### AIM
Going through the material below, please gather all lines with the word "this" in them.

### INPUT DATA

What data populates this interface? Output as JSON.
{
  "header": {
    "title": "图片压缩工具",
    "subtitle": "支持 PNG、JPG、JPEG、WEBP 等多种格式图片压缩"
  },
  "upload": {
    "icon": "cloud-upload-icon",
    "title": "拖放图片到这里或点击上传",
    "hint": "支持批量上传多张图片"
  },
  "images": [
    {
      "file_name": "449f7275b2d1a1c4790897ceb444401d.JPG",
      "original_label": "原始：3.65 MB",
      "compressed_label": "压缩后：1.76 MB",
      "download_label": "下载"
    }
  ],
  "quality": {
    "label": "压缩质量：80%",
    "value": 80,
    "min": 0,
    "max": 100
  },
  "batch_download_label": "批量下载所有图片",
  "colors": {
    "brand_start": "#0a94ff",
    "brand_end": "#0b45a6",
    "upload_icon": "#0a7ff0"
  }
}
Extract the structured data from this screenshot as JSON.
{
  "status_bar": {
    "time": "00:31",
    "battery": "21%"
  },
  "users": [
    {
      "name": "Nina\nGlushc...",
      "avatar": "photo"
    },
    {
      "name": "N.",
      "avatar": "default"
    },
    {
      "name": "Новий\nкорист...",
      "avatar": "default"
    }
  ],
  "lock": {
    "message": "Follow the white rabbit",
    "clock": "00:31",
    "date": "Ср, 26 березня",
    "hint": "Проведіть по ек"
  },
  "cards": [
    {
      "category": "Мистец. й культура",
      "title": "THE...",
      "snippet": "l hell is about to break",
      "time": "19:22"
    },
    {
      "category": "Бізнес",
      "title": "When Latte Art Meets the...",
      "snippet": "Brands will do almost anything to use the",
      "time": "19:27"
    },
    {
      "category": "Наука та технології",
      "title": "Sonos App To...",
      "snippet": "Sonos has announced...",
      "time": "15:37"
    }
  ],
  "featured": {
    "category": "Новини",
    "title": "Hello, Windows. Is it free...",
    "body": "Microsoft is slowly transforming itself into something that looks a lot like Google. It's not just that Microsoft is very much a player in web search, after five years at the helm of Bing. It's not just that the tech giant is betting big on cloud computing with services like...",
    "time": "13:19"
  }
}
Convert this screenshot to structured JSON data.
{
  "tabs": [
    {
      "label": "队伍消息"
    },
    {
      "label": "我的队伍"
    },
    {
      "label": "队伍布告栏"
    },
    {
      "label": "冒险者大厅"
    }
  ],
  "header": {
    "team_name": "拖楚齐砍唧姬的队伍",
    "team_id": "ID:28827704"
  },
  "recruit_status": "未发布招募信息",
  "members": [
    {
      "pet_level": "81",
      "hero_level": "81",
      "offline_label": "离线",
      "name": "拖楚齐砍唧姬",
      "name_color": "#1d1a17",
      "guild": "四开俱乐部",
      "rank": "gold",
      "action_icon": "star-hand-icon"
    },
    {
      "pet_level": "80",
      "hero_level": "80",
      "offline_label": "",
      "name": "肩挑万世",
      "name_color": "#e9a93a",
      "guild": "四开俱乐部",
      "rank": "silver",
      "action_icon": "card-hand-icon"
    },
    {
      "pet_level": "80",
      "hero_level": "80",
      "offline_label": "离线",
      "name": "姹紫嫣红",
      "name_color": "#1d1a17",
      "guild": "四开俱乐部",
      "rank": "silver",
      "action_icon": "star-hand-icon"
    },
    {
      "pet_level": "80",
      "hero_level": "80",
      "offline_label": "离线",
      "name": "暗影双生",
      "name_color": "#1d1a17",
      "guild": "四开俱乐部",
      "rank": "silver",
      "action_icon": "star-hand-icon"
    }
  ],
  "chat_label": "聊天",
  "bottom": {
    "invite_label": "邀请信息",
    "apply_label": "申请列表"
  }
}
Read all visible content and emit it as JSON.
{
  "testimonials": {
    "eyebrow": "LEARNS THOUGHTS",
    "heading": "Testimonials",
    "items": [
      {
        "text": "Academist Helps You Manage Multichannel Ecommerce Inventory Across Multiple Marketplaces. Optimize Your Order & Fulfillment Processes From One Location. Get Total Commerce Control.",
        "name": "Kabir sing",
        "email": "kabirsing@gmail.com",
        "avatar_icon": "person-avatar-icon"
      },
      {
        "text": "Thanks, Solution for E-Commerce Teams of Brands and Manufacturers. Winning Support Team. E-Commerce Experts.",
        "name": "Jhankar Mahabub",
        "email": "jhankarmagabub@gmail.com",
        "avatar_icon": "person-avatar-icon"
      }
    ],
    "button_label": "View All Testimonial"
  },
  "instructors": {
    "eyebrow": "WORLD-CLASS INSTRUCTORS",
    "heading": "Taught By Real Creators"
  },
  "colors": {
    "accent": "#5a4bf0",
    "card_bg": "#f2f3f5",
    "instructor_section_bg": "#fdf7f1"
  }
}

### RESULT OF THE TASK
What data populates this interface? Output as JSON.
Extract the structured data from this screenshot as JSON.
Convert this screenshot to structured JSON data.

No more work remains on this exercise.